TASK REQUIREMENTS>
The listing below should be printed exactly, every line of it. Skip the pictures.

LISTED RECORDS>

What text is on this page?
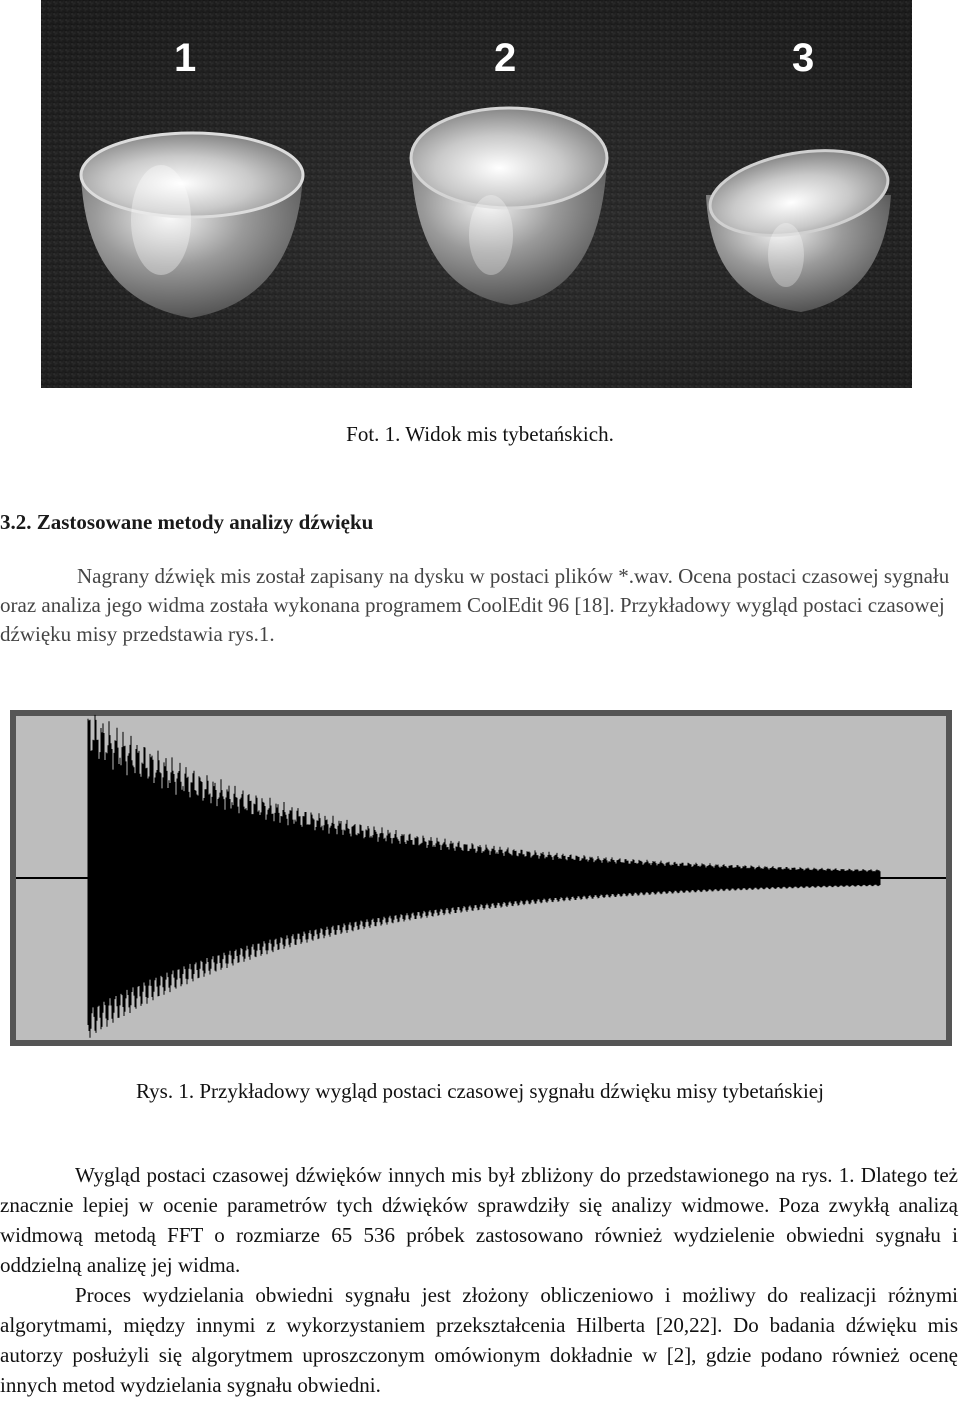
1	2	3
Fot. 1. Widok mis tybetańskich.
3.2. Zastosowane metody analizy dźwięku

Nagrany dźwięk mis został zapisany na dysku w postaci plików *.wav. Ocena postaci czasowej sygnału oraz analiza jego widma została wykonana programem CoolEdit 96 [18]. Przykładowy wygląd postaci czasowej dźwięku misy przedstawia rys.1.

Rys. 1. Przykładowy wygląd postaci czasowej sygnału dźwięku misy tybetańskiej

Wygląd postaci czasowej dźwięków innych mis był zbliżony do przedstawionego na rys. 1. Dlatego też znacznie lepiej w ocenie parametrów tych dźwięków sprawdziły się analizy widmowe. Poza zwykłą analizą widmową metodą FFT o rozmiarze 65 536 próbek zastosowano również wydzielenie obwiedni sygnału i oddzielną analizę jej widma.

Proces wydzielania obwiedni sygnału jest złożony obliczeniowo i możliwy do realizacji różnymi algorytmami, między innymi z wykorzystaniem przekształcenia Hilberta [20,22]. Do badania dźwięku mis autorzy posłużyli się algorytmem uproszczonym omówionym dokładnie w [2], gdzie podano również ocenę innych metod wydzielania sygnału obwiedni.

TASK OUTPUT>
What text is on this page?
1	2	3
Fot. 1. Widok mis tybetańskich.
3.2. Zastosowane metody analizy dźwięku

Nagrany dźwięk mis został zapisany na dysku w postaci plików *.wav. Ocena postaci czasowej sygnału oraz analiza jego widma została wykonana programem CoolEdit 96 [18]. Przykładowy wygląd postaci czasowej dźwięku misy przedstawia rys.1.

Rys. 1. Przykładowy wygląd postaci czasowej sygnału dźwięku misy tybetańskiej

Wygląd postaci czasowej dźwięków innych mis był zbliżony do przedstawionego na rys. 1. Dlatego też znacznie lepiej w ocenie parametrów tych dźwięków sprawdziły się analizy widmowe. Poza zwykłą analizą widmową metodą FFT o rozmiarze 65 536 próbek zastosowano również wydzielenie obwiedni sygnału i oddzielną analizę jej widma.

Proces wydzielania obwiedni sygnału jest złożony obliczeniowo i możliwy do realizacji różnymi algorytmami, między innymi z wykorzystaniem przekształcenia Hilberta [20,22]. Do badania dźwięku mis autorzy posłużyli się algorytmem uproszczonym omówionym dokładnie w [2], gdzie podano również ocenę innych metod wydzielania sygnału obwiedni.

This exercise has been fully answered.